- _Aim_
Return all lines from the listing below in which the string "Curves" occurs.

++++

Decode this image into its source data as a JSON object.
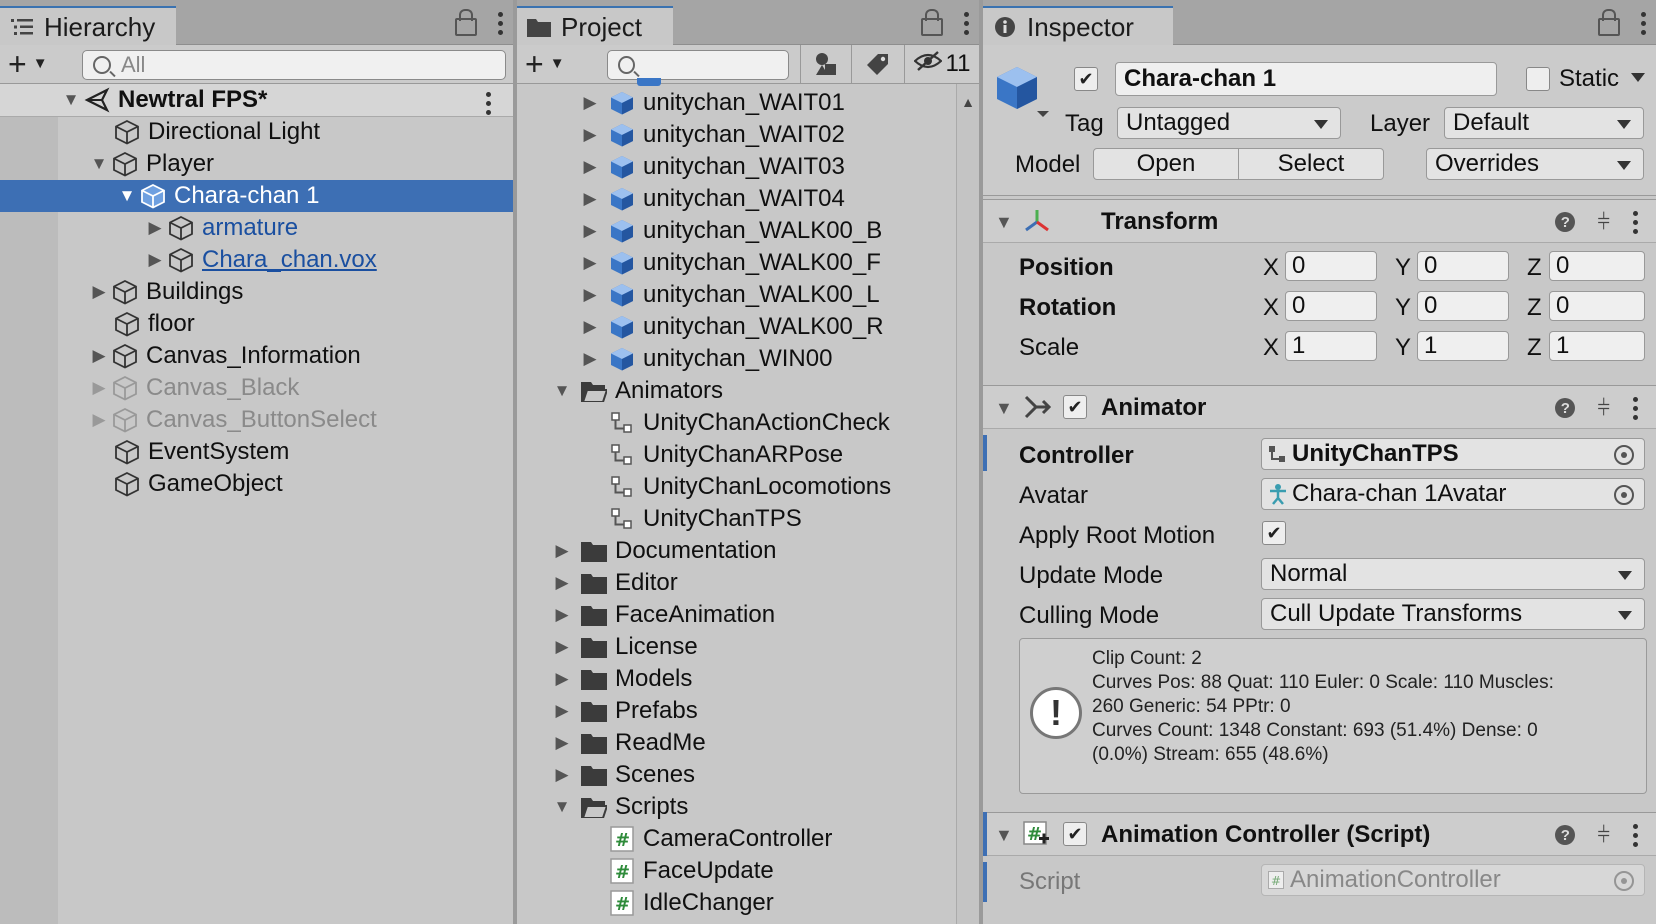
{
  "hierarchy": {
    "tab_label": "Hierarchy",
    "search_placeholder": "All",
    "scene_name": "Newtral FPS*",
    "items": [
      {
        "label": "Directional Light"
      },
      {
        "label": "Player"
      },
      {
        "label": "Chara-chan 1"
      },
      {
        "label": "armature"
      },
      {
        "label": "Chara_chan.vox"
      },
      {
        "label": "Buildings"
      },
      {
        "label": "floor"
      },
      {
        "label": "Canvas_Information"
      },
      {
        "label": "Canvas_Black"
      },
      {
        "label": "Canvas_ButtonSelect"
      },
      {
        "label": "EventSystem"
      },
      {
        "label": "GameObject"
      }
    ]
  },
  "project": {
    "tab_label": "Project",
    "search_placeholder": "",
    "hidden_count": "11",
    "items": [
      {
        "label": "unitychan_WAIT01"
      },
      {
        "label": "unitychan_WAIT02"
      },
      {
        "label": "unitychan_WAIT03"
      },
      {
        "label": "unitychan_WAIT04"
      },
      {
        "label": "unitychan_WALK00_B"
      },
      {
        "label": "unitychan_WALK00_F"
      },
      {
        "label": "unitychan_WALK00_L"
      },
      {
        "label": "unitychan_WALK00_R"
      },
      {
        "label": "unitychan_WIN00"
      },
      {
        "label": "Animators"
      },
      {
        "label": "UnityChanActionCheck"
      },
      {
        "label": "UnityChanARPose"
      },
      {
        "label": "UnityChanLocomotions"
      },
      {
        "label": "UnityChanTPS"
      },
      {
        "label": "Documentation"
      },
      {
        "label": "Editor"
      },
      {
        "label": "FaceAnimation"
      },
      {
        "label": "License"
      },
      {
        "label": "Models"
      },
      {
        "label": "Prefabs"
      },
      {
        "label": "ReadMe"
      },
      {
        "label": "Scenes"
      },
      {
        "label": "Scripts"
      },
      {
        "label": "CameraController"
      },
      {
        "label": "FaceUpdate"
      },
      {
        "label": "IdleChanger"
      }
    ]
  },
  "inspector": {
    "tab_label": "Inspector",
    "object_name": "Chara-chan 1",
    "static_label": "Static",
    "tag_label": "Tag",
    "tag_value": "Untagged",
    "layer_label": "Layer",
    "layer_value": "Default",
    "model_label": "Model",
    "open_label": "Open",
    "select_label": "Select",
    "overrides_label": "Overrides",
    "transform": {
      "title": "Transform",
      "position_label": "Position",
      "rotation_label": "Rotation",
      "scale_label": "Scale",
      "x": "X",
      "y": "Y",
      "z": "Z",
      "position": [
        "0",
        "0",
        "0"
      ],
      "rotation": [
        "0",
        "0",
        "0"
      ],
      "scale": [
        "1",
        "1",
        "1"
      ]
    },
    "animator": {
      "title": "Animator",
      "controller_label": "Controller",
      "controller_value": "UnityChanTPS",
      "avatar_label": "Avatar",
      "avatar_value": "Chara-chan 1Avatar",
      "apply_root_motion_label": "Apply Root Motion",
      "update_mode_label": "Update Mode",
      "update_mode_value": "Normal",
      "culling_mode_label": "Culling Mode",
      "culling_mode_value": "Cull Update Transforms",
      "info_lines": [
        "Clip Count: 2",
        "Curves Pos: 88 Quat: 110 Euler: 0 Scale: 110 Muscles:",
        "260 Generic: 54 PPtr: 0",
        "Curves Count: 1348 Constant: 693 (51.4%) Dense: 0",
        "(0.0%) Stream: 655 (48.6%)"
      ]
    },
    "script_component": {
      "title": "Animation Controller (Script)",
      "script_label": "Script",
      "script_value": "AnimationController"
    }
  },
  "colors": {
    "selection": "#3d6fb4",
    "prefab_text": "#1a4fa0",
    "script_icon": "#2e8b3a"
  }
}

++++

- _Response_
        "Curves Pos: 88 Quat: 110 Euler: 0 Scale: 110 Muscles:",
        "Curves Count: 1348 Constant: 693 (51.4%) Dense: 0",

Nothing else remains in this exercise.